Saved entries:
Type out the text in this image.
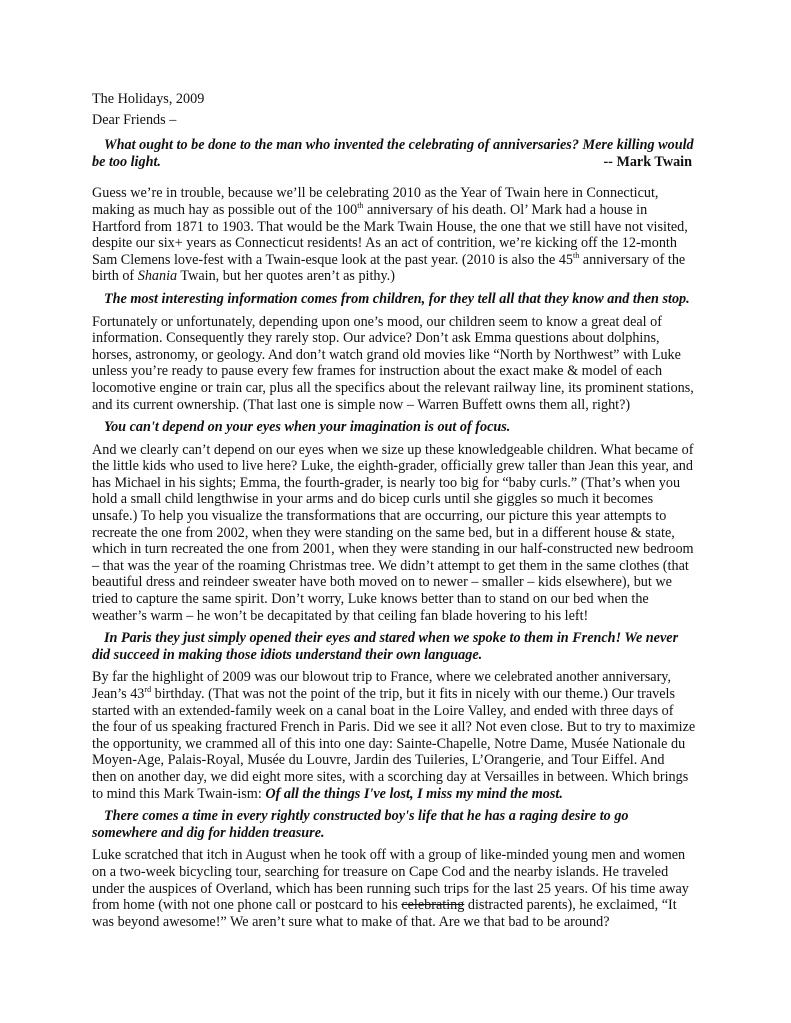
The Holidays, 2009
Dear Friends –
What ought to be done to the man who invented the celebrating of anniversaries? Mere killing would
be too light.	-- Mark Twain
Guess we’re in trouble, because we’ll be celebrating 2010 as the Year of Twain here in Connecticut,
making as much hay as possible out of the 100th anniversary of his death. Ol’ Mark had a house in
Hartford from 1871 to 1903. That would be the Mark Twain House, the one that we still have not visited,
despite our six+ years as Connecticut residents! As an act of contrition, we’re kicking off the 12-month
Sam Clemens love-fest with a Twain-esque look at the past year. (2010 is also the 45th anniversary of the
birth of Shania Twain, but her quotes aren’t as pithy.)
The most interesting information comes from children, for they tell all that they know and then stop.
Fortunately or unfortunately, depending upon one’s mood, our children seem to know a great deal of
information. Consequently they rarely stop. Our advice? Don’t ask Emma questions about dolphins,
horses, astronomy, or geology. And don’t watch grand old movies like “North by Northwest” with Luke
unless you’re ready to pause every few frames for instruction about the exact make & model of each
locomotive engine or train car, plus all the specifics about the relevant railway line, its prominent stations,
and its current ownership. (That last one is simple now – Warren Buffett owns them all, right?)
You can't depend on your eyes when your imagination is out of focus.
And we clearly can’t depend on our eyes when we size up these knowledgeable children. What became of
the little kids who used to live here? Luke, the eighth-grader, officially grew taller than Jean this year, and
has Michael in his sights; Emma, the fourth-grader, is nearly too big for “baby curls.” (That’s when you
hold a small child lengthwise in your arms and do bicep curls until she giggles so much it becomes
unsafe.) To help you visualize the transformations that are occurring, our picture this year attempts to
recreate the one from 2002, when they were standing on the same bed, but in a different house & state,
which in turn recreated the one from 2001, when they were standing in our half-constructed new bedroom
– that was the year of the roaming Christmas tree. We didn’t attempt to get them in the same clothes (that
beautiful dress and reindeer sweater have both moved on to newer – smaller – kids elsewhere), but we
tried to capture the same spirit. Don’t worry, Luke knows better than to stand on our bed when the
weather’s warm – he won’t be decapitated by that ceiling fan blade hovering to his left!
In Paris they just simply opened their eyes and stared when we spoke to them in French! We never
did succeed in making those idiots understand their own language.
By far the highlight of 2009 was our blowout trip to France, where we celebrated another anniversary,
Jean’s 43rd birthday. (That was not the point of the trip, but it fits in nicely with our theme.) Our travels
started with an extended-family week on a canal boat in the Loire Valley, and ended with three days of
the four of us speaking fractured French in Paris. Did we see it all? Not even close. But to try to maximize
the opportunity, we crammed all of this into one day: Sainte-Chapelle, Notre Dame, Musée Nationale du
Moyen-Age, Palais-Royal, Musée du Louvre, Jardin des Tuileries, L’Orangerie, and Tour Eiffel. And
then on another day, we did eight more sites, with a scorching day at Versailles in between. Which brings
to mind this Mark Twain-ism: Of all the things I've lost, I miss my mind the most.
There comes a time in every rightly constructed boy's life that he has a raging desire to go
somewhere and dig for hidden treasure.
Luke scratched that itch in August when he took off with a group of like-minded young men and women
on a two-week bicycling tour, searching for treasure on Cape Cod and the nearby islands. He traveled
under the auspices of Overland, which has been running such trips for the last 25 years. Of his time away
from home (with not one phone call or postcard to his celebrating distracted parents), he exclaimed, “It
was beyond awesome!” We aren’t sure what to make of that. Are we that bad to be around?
--
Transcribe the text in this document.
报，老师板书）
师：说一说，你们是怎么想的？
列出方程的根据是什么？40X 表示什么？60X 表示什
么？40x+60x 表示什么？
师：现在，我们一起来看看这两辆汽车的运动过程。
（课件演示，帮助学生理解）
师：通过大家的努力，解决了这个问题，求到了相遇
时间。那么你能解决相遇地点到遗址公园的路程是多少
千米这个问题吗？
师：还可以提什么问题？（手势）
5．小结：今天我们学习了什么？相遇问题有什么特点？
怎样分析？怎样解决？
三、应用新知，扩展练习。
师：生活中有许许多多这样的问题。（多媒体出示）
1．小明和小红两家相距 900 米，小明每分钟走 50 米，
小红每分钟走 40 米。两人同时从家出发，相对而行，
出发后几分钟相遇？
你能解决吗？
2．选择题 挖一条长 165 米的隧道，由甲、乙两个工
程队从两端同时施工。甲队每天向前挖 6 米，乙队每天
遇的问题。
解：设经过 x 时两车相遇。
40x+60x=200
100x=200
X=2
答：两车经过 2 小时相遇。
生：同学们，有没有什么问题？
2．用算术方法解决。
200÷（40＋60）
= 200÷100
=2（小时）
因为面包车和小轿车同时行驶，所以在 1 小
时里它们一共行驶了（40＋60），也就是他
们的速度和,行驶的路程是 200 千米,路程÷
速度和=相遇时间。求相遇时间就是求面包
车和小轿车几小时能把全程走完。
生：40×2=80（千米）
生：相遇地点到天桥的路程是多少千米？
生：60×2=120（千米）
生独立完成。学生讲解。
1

What is asked ▸ Copy every line in the records above that contains the word "Emma".

Reply ▸
information. Consequently they rarely stop. Our advice? Don’t ask Emma questions about dolphins,
has Michael in his sights; Emma, the fourth-grader, is nearly too big for “baby curls.” (That’s when you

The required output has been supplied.